クロマニヨンズ・ライブ “ウンボボ月へ行く”


新作『Oi! Um bobo』をひっさげてクロマニヨンズのツアーがまた始まる。今回の初日は、なんと浜松! ライブハウス窓枠にはこれまで知り合いのロカビリーバンドのライブで何度か足を運んだことがあったのだが、今年三月に移転したらしい。以前はいかにもアマチュア向けライブスペースという感じでキャパはせいぜい100人程度の、メジャーなプロバンドが来るハコではなかった。
今週クロマニヨンズ、来週は佐野元春とライブが続くので、先日サイクリングがてら市街まで足を伸ばして場所を確認しておいた。雑居ビルみたいな建物の一階だが、入り口付近にはSADSシャカラビッツの告知ポスターが貼られていて、浜松にもやっとそれなりの収容力があるライブスペースが出来たことを確認。
自分たちが取れたチケットの整理番号は300番台。後ろの方だと思うけど、見れればいいやぐらいの気持ちで参戦。



【ザ・クロマニヨンズ ツアー 2010-2011 ウンボボ月へ行く / 11月21日 浜松窓枠】



二月の「モンドロッチャ・ツアー」静岡以来、今年二回目のクロマニヨンズ・ライブ。良く晴れた晩秋の夕暮れどき、東の空にはまっ白い満月が浮かんでいた。会場近くまで来ると半袖シャツに黒スキニー姿のキッズ(やや年齢は高めだが)がきゃあきゃあいいながら赤信号の横断歩道をブーツ鳴らして渡っている。クロマニヨンズの夜、お決まりの光景だ。
18:00開場。ドア一枚を通過するとすぐそこがフロアだった。壁全面に黒い防音材が貼りめぐらされた会場は、さしずめZEPPの小型版という感じだが、ステージも近いし、学校の講堂みたいで小ホールと呼べそうなZEPPより‘ライブハウス感’はここの方がずっと高いと思った。
ステージに向かって右側の‘マーシー・サイド’は混むだろうと思って自分らは左の‘コビー・サイド’で見ることに決めていた。このバンドはベースがいいんだぜ!と力説する俺。
ステージにはドラムセットの後ろに、二本の木が立てられていて「Oi! Um bobo」の旗が掲げられていた(アルバム裏ジャケのデザイン)。


クロマニヨンズのライブSEはいつも渋めのR&Bとかマージー・ビートが多いのだが、今回は違った。
これ何だっけ? ディスコじゃん。あれじゃん、あれあれ、「ラスプーチンだら!」めちゃ懐かしいら! これやってたのは……、続いて流れてきた曲で思い出した。クロマニヨンズのライブに来てジンギスカン聞くとは思わなかった!
パンクが出てきたのはディスコ全盛の時代だった。たしかピストルズを解散してPILを結成した頃、ジョン・ライドンがインタビューで言っていたのを覚えている。「俺はアバしか聴かない」
もしかしたらヒロトも楽屋で「ウッ、ハッ」とかやりながらリラックスしてるのかもしれない。これはいいよ、パンクスも踊っちゃうよ。次、「めざせモスクワ」かかるかも、とわくわくして期待してたら、早々と例のMC(R&R兄ちゃん)が出てきて口上を述べ、ひとしきり会場を煽ると、バンドを呼んだ。

課題の内容.
**A.** 次の(i)〜(iii)がこのライブ記の内容と合うか判断し、それぞれ「はい」か「いいえ」で答えよ。あわせて決め手となる本文の語句をそのまま引用すること。
(i) 筆者たちのチケットの整理番号は300番台だった。
(ii) 当日の開場は19:00だった。
(iii) 筆者たちはステージ右側のマーシー・サイドで見ることに決めていた。
**B.** このライブ記から、「新作『Oi! Um bobo』をひっさげてクロマニヨンズのツアーがまた始まる。今回の初日は、なんと浜松!」を含む語句で始まり「いいやぐらいの気持ちで参戦。」で終わる部分を、一字も変えずに書き出せ。

提供資料.
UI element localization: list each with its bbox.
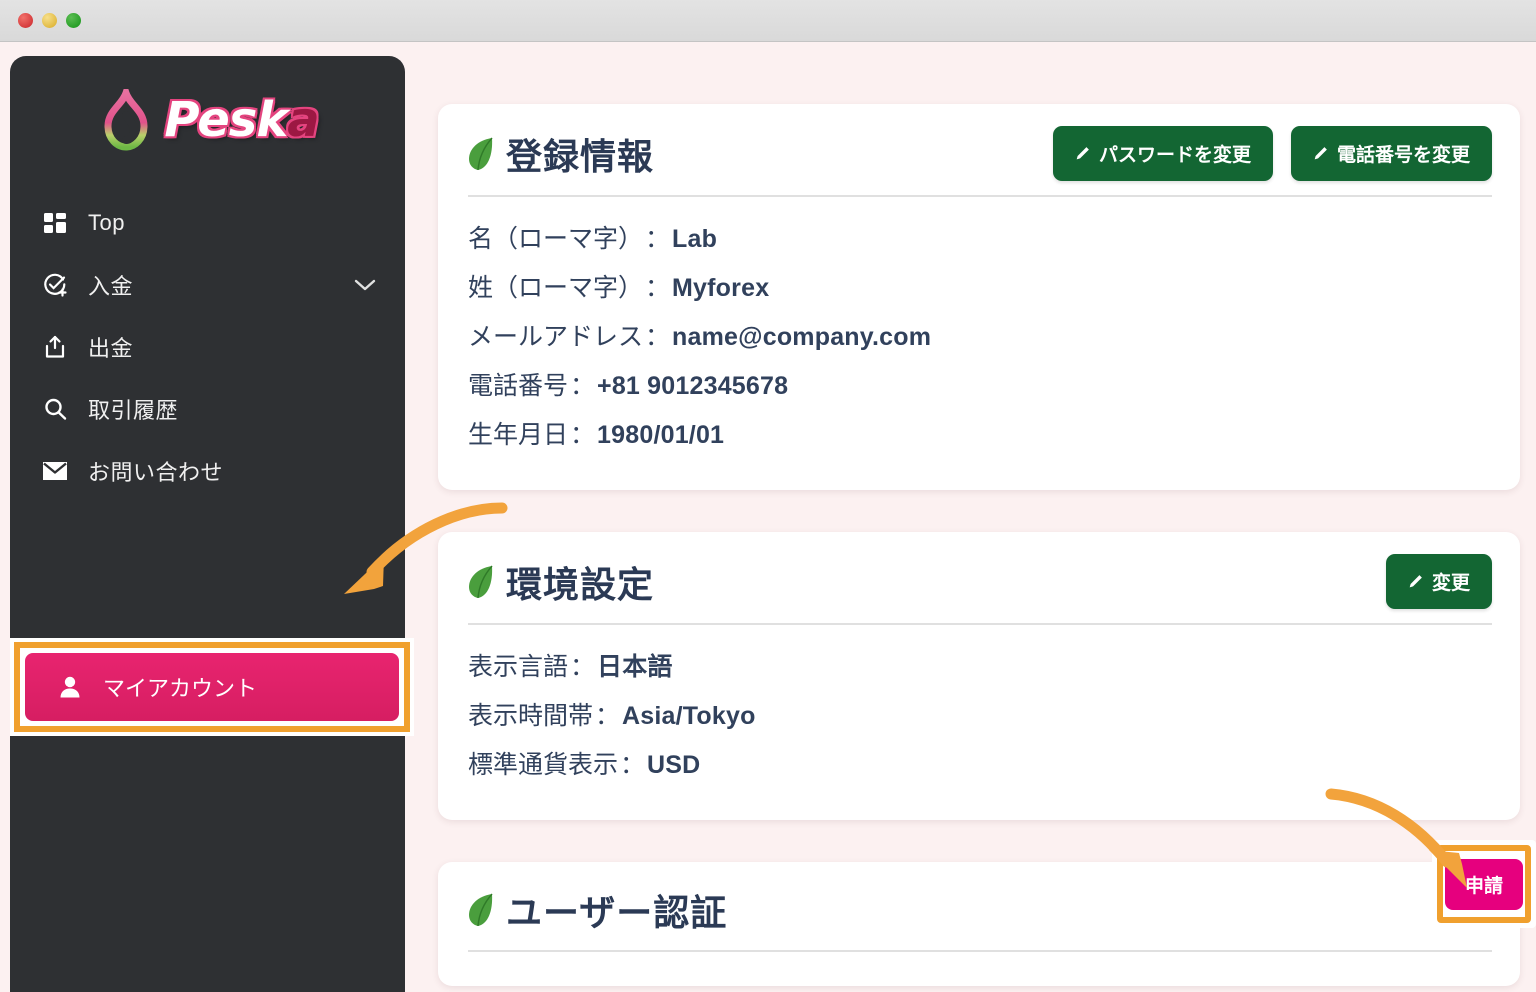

課題の解答.
**A.**
(i) はい。「自分たちが取れたチケットの整理番号は300番台。」
(ii) いいえ。「18:00開場。」
(iii) いいえ。「自分らは左の‘コビー・サイド’で見ることに決めていた」

**B.**
新作『Oi! Um bobo』をひっさげてクロマニヨンズのツアーがまた始まる。今回の初日は、なんと浜松! ライブハウス窓枠にはこれまで知り合いのロカビリーバンドのライブで何度か足を運んだことがあったのだが、今年三月に移転したらしい。以前はいかにもアマチュア向けライブスペースという感じでキャパはせいぜい100人程度の、メジャーなプロバンドが来るハコではなかった。
今週クロマニヨンズ、来週は佐野元春とライブが続くので、先日サイクリングがてら市街まで足を伸ばして場所を確認しておいた。雑居ビルみたいな建物の一階だが、入り口付近にはSADSシャカラビッツの告知ポスターが貼られていて、浜松にもやっとそれなりの収容力があるライブスペースが出来たことを確認。
自分たちが取れたチケットの整理番号は300番台。後ろの方だと思うけど、見れればいいやぐらいの気持ちで参戦。